> Exercise brief
Take the material and output all of it exactly.

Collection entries
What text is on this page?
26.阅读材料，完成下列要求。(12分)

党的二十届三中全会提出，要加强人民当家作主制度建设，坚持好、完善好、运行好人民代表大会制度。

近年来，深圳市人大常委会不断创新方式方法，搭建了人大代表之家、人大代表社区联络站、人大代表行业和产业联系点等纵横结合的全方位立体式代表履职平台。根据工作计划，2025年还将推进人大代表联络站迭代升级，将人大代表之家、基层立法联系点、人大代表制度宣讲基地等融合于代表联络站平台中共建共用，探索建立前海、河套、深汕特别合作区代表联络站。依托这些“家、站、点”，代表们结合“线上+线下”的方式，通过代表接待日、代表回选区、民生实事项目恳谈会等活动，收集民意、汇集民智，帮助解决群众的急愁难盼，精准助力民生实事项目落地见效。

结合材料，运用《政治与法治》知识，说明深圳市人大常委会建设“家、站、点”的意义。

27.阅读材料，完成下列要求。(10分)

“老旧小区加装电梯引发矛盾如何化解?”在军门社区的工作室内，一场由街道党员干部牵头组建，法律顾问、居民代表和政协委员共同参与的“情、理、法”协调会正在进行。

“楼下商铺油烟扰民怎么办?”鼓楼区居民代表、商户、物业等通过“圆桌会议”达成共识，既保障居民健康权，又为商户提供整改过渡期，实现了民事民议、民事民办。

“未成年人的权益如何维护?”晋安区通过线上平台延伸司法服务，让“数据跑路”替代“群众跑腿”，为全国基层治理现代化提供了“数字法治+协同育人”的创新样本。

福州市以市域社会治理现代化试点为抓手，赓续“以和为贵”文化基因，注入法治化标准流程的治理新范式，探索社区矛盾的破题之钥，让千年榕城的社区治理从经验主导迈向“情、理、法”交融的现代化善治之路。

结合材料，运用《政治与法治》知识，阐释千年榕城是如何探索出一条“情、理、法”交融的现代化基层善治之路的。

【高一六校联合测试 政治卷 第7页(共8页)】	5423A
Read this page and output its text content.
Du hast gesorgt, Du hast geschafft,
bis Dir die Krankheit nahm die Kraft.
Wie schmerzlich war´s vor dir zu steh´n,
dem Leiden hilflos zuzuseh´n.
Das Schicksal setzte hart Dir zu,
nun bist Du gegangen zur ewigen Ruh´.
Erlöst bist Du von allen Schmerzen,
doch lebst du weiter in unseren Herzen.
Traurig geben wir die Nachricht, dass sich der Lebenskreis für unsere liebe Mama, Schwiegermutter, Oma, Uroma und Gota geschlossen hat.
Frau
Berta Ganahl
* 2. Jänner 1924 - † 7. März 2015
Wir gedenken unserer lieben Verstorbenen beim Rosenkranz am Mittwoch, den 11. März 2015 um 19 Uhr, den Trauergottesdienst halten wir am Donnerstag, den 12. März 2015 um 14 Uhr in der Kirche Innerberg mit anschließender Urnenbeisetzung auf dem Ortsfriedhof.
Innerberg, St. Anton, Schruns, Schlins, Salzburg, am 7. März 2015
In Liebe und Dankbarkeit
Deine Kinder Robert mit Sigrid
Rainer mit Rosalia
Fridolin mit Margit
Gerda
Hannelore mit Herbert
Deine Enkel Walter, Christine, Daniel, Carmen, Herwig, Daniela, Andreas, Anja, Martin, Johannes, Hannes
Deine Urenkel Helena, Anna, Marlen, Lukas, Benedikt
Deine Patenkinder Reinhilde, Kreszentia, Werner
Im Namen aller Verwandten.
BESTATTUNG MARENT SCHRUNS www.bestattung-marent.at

> Solution below
What text is on this page?
26.阅读材料，完成下列要求。(12分)

党的二十届三中全会提出，要加强人民当家作主制度建设，坚持好、完善好、运行好人民代表大会制度。

近年来，深圳市人大常委会不断创新方式方法，搭建了人大代表之家、人大代表社区联络站、人大代表行业和产业联系点等纵横结合的全方位立体式代表履职平台。根据工作计划，2025年还将推进人大代表联络站迭代升级，将人大代表之家、基层立法联系点、人大代表制度宣讲基地等融合于代表联络站平台中共建共用，探索建立前海、河套、深汕特别合作区代表联络站。依托这些“家、站、点”，代表们结合“线上+线下”的方式，通过代表接待日、代表回选区、民生实事项目恳谈会等活动，收集民意、汇集民智，帮助解决群众的急愁难盼，精准助力民生实事项目落地见效。

结合材料，运用《政治与法治》知识，说明深圳市人大常委会建设“家、站、点”的意义。

27.阅读材料，完成下列要求。(10分)

“老旧小区加装电梯引发矛盾如何化解?”在军门社区的工作室内，一场由街道党员干部牵头组建，法律顾问、居民代表和政协委员共同参与的“情、理、法”协调会正在进行。

“楼下商铺油烟扰民怎么办?”鼓楼区居民代表、商户、物业等通过“圆桌会议”达成共识，既保障居民健康权，又为商户提供整改过渡期，实现了民事民议、民事民办。

“未成年人的权益如何维护?”晋安区通过线上平台延伸司法服务，让“数据跑路”替代“群众跑腿”，为全国基层治理现代化提供了“数字法治+协同育人”的创新样本。

福州市以市域社会治理现代化试点为抓手，赓续“以和为贵”文化基因，注入法治化标准流程的治理新范式，探索社区矛盾的破题之钥，让千年榕城的社区治理从经验主导迈向“情、理、法”交融的现代化善治之路。

结合材料，运用《政治与法治》知识，阐释千年榕城是如何探索出一条“情、理、法”交融的现代化基层善治之路的。

【高一六校联合测试 政治卷 第7页(共8页)】	5423A
Read this page and output its text content.
Du hast gesorgt, Du hast geschafft,
bis Dir die Krankheit nahm die Kraft.
Wie schmerzlich war´s vor dir zu steh´n,
dem Leiden hilflos zuzuseh´n.
Das Schicksal setzte hart Dir zu,
nun bist Du gegangen zur ewigen Ruh´.
Erlöst bist Du von allen Schmerzen,
doch lebst du weiter in unseren Herzen.
Traurig geben wir die Nachricht, dass sich der Lebenskreis für unsere liebe Mama, Schwiegermutter, Oma, Uroma und Gota geschlossen hat.
Frau
Berta Ganahl
* 2. Jänner 1924 - † 7. März 2015
Wir gedenken unserer lieben Verstorbenen beim Rosenkranz am Mittwoch, den 11. März 2015 um 19 Uhr, den Trauergottesdienst halten wir am Donnerstag, den 12. März 2015 um 14 Uhr in der Kirche Innerberg mit anschließender Urnenbeisetzung auf dem Ortsfriedhof.
Innerberg, St. Anton, Schruns, Schlins, Salzburg, am 7. März 2015
In Liebe und Dankbarkeit
Deine Kinder Robert mit Sigrid
Rainer mit Rosalia
Fridolin mit Margit
Gerda
Hannelore mit Herbert
Deine Enkel Walter, Christine, Daniel, Carmen, Herwig, Daniela, Andreas, Anja, Martin, Johannes, Hannes
Deine Urenkel Helena, Anna, Marlen, Lukas, Benedikt
Deine Patenkinder Reinhilde, Kreszentia, Werner
Im Namen aller Verwandten.
BESTATTUNG MARENT SCHRUNS www.bestattung-marent.at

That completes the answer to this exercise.